**** Entries provided

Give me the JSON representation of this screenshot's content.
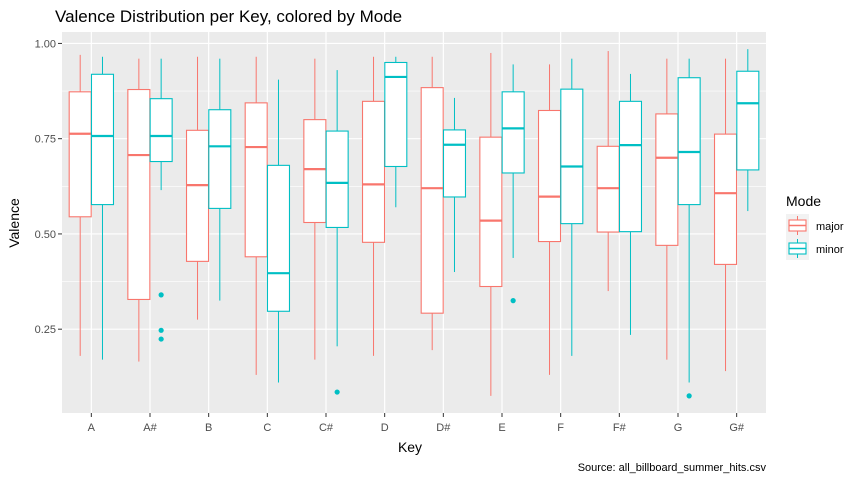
{
  "chart_data": {
    "type": "boxplot",
    "title": "Valence Distribution per Key, colored by Mode",
    "xlabel": "Key",
    "ylabel": "Valence",
    "caption": "Source: all_billboard_summer_hits.csv",
    "ylim": [
      0.03,
      1.03
    ],
    "y_ticks": [
      "1.00",
      "0.75",
      "0.50",
      "0.25"
    ],
    "y_tick_values": [
      1.0,
      0.75,
      0.5,
      0.25
    ],
    "categories": [
      "A",
      "A#",
      "B",
      "C",
      "C#",
      "D",
      "D#",
      "E",
      "F",
      "F#",
      "G",
      "G#"
    ],
    "grid": true,
    "legend": {
      "title": "Mode",
      "position": "right"
    },
    "series": [
      {
        "name": "major",
        "color": "#F8766D",
        "boxes": [
          {
            "min": 0.18,
            "q1": 0.545,
            "median": 0.763,
            "q3": 0.873,
            "max": 0.97,
            "outliers": []
          },
          {
            "min": 0.165,
            "q1": 0.328,
            "median": 0.707,
            "q3": 0.879,
            "max": 0.96,
            "outliers": []
          },
          {
            "min": 0.275,
            "q1": 0.428,
            "median": 0.628,
            "q3": 0.772,
            "max": 0.965,
            "outliers": []
          },
          {
            "min": 0.13,
            "q1": 0.44,
            "median": 0.728,
            "q3": 0.844,
            "max": 0.965,
            "outliers": []
          },
          {
            "min": 0.17,
            "q1": 0.53,
            "median": 0.67,
            "q3": 0.8,
            "max": 0.96,
            "outliers": []
          },
          {
            "min": 0.18,
            "q1": 0.478,
            "median": 0.63,
            "q3": 0.848,
            "max": 0.965,
            "outliers": []
          },
          {
            "min": 0.195,
            "q1": 0.292,
            "median": 0.62,
            "q3": 0.884,
            "max": 0.965,
            "outliers": []
          },
          {
            "min": 0.075,
            "q1": 0.362,
            "median": 0.535,
            "q3": 0.754,
            "max": 0.975,
            "outliers": []
          },
          {
            "min": 0.13,
            "q1": 0.48,
            "median": 0.598,
            "q3": 0.824,
            "max": 0.945,
            "outliers": []
          },
          {
            "min": 0.35,
            "q1": 0.505,
            "median": 0.62,
            "q3": 0.73,
            "max": 0.98,
            "outliers": []
          },
          {
            "min": 0.17,
            "q1": 0.47,
            "median": 0.7,
            "q3": 0.815,
            "max": 0.96,
            "outliers": []
          },
          {
            "min": 0.14,
            "q1": 0.42,
            "median": 0.607,
            "q3": 0.762,
            "max": 0.96,
            "outliers": []
          }
        ]
      },
      {
        "name": "minor",
        "color": "#00BFC4",
        "boxes": [
          {
            "min": 0.17,
            "q1": 0.577,
            "median": 0.757,
            "q3": 0.919,
            "max": 0.965,
            "outliers": []
          },
          {
            "min": 0.615,
            "q1": 0.69,
            "median": 0.757,
            "q3": 0.855,
            "max": 0.96,
            "outliers": [
              0.34,
              0.247,
              0.224
            ]
          },
          {
            "min": 0.325,
            "q1": 0.567,
            "median": 0.73,
            "q3": 0.826,
            "max": 0.96,
            "outliers": []
          },
          {
            "min": 0.11,
            "q1": 0.297,
            "median": 0.397,
            "q3": 0.68,
            "max": 0.905,
            "outliers": []
          },
          {
            "min": 0.205,
            "q1": 0.517,
            "median": 0.634,
            "q3": 0.77,
            "max": 0.93,
            "outliers": [
              0.085
            ]
          },
          {
            "min": 0.57,
            "q1": 0.677,
            "median": 0.912,
            "q3": 0.95,
            "max": 0.965,
            "outliers": []
          },
          {
            "min": 0.4,
            "q1": 0.597,
            "median": 0.734,
            "q3": 0.773,
            "max": 0.857,
            "outliers": []
          },
          {
            "min": 0.437,
            "q1": 0.66,
            "median": 0.777,
            "q3": 0.873,
            "max": 0.945,
            "outliers": [
              0.325
            ]
          },
          {
            "min": 0.18,
            "q1": 0.527,
            "median": 0.677,
            "q3": 0.88,
            "max": 0.96,
            "outliers": []
          },
          {
            "min": 0.235,
            "q1": 0.506,
            "median": 0.733,
            "q3": 0.848,
            "max": 0.92,
            "outliers": []
          },
          {
            "min": 0.11,
            "q1": 0.577,
            "median": 0.715,
            "q3": 0.91,
            "max": 0.96,
            "outliers": [
              0.075
            ]
          },
          {
            "min": 0.56,
            "q1": 0.668,
            "median": 0.843,
            "q3": 0.927,
            "max": 0.985,
            "outliers": []
          }
        ]
      }
    ]
  }
}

********

__Exercise brief__. Each line of the data should be quoted exactly, with pictures left out.

__Exercise output__.
Give me the JSON representation of this screenshot's content.
{
  "chart_data": {
    "type": "boxplot",
    "title": "Valence Distribution per Key, colored by Mode",
    "xlabel": "Key",
    "ylabel": "Valence",
    "caption": "Source: all_billboard_summer_hits.csv",
    "ylim": [
      0.03,
      1.03
    ],
    "y_ticks": [
      "1.00",
      "0.75",
      "0.50",
      "0.25"
    ],
    "y_tick_values": [
      1.0,
      0.75,
      0.5,
      0.25
    ],
    "categories": [
      "A",
      "A#",
      "B",
      "C",
      "C#",
      "D",
      "D#",
      "E",
      "F",
      "F#",
      "G",
      "G#"
    ],
    "grid": true,
    "legend": {
      "title": "Mode",
      "position": "right"
    },
    "series": [
      {
        "name": "major",
        "color": "#F8766D",
        "boxes": [
          {
            "min": 0.18,
            "q1": 0.545,
            "median": 0.763,
            "q3": 0.873,
            "max": 0.97,
            "outliers": []
          },
          {
            "min": 0.165,
            "q1": 0.328,
            "median": 0.707,
            "q3": 0.879,
            "max": 0.96,
            "outliers": []
          },
          {
            "min": 0.275,
            "q1": 0.428,
            "median": 0.628,
            "q3": 0.772,
            "max": 0.965,
            "outliers": []
          },
          {
            "min": 0.13,
            "q1": 0.44,
            "median": 0.728,
            "q3": 0.844,
            "max": 0.965,
            "outliers": []
          },
          {
            "min": 0.17,
            "q1": 0.53,
            "median": 0.67,
            "q3": 0.8,
            "max": 0.96,
            "outliers": []
          },
          {
            "min": 0.18,
            "q1": 0.478,
            "median": 0.63,
            "q3": 0.848,
            "max": 0.965,
            "outliers": []
          },
          {
            "min": 0.195,
            "q1": 0.292,
            "median": 0.62,
            "q3": 0.884,
            "max": 0.965,
            "outliers": []
          },
          {
            "min": 0.075,
            "q1": 0.362,
            "median": 0.535,
            "q3": 0.754,
            "max": 0.975,
            "outliers": []
          },
          {
            "min": 0.13,
            "q1": 0.48,
            "median": 0.598,
            "q3": 0.824,
            "max": 0.945,
            "outliers": []
          },
          {
            "min": 0.35,
            "q1": 0.505,
            "median": 0.62,
            "q3": 0.73,
            "max": 0.98,
            "outliers": []
          },
          {
            "min": 0.17,
            "q1": 0.47,
            "median": 0.7,
            "q3": 0.815,
            "max": 0.96,
            "outliers": []
          },
          {
            "min": 0.14,
            "q1": 0.42,
            "median": 0.607,
            "q3": 0.762,
            "max": 0.96,
            "outliers": []
          }
        ]
      },
      {
        "name": "minor",
        "color": "#00BFC4",
        "boxes": [
          {
            "min": 0.17,
            "q1": 0.577,
            "median": 0.757,
            "q3": 0.919,
            "max": 0.965,
            "outliers": []
          },
          {
            "min": 0.615,
            "q1": 0.69,
            "median": 0.757,
            "q3": 0.855,
            "max": 0.96,
            "outliers": [
              0.34,
              0.247,
              0.224
            ]
          },
          {
            "min": 0.325,
            "q1": 0.567,
            "median": 0.73,
            "q3": 0.826,
            "max": 0.96,
            "outliers": []
          },
          {
            "min": 0.11,
            "q1": 0.297,
            "median": 0.397,
            "q3": 0.68,
            "max": 0.905,
            "outliers": []
          },
          {
            "min": 0.205,
            "q1": 0.517,
            "median": 0.634,
            "q3": 0.77,
            "max": 0.93,
            "outliers": [
              0.085
            ]
          },
          {
            "min": 0.57,
            "q1": 0.677,
            "median": 0.912,
            "q3": 0.95,
            "max": 0.965,
            "outliers": []
          },
          {
            "min": 0.4,
            "q1": 0.597,
            "median": 0.734,
            "q3": 0.773,
            "max": 0.857,
            "outliers": []
          },
          {
            "min": 0.437,
            "q1": 0.66,
            "median": 0.777,
            "q3": 0.873,
            "max": 0.945,
            "outliers": [
              0.325
            ]
          },
          {
            "min": 0.18,
            "q1": 0.527,
            "median": 0.677,
            "q3": 0.88,
            "max": 0.96,
            "outliers": []
          },
          {
            "min": 0.235,
            "q1": 0.506,
            "median": 0.733,
            "q3": 0.848,
            "max": 0.92,
            "outliers": []
          },
          {
            "min": 0.11,
            "q1": 0.577,
            "median": 0.715,
            "q3": 0.91,
            "max": 0.96,
            "outliers": [
              0.075
            ]
          },
          {
            "min": 0.56,
            "q1": 0.668,
            "median": 0.843,
            "q3": 0.927,
            "max": 0.985,
            "outliers": []
          }
        ]
      }
    ]
  }
}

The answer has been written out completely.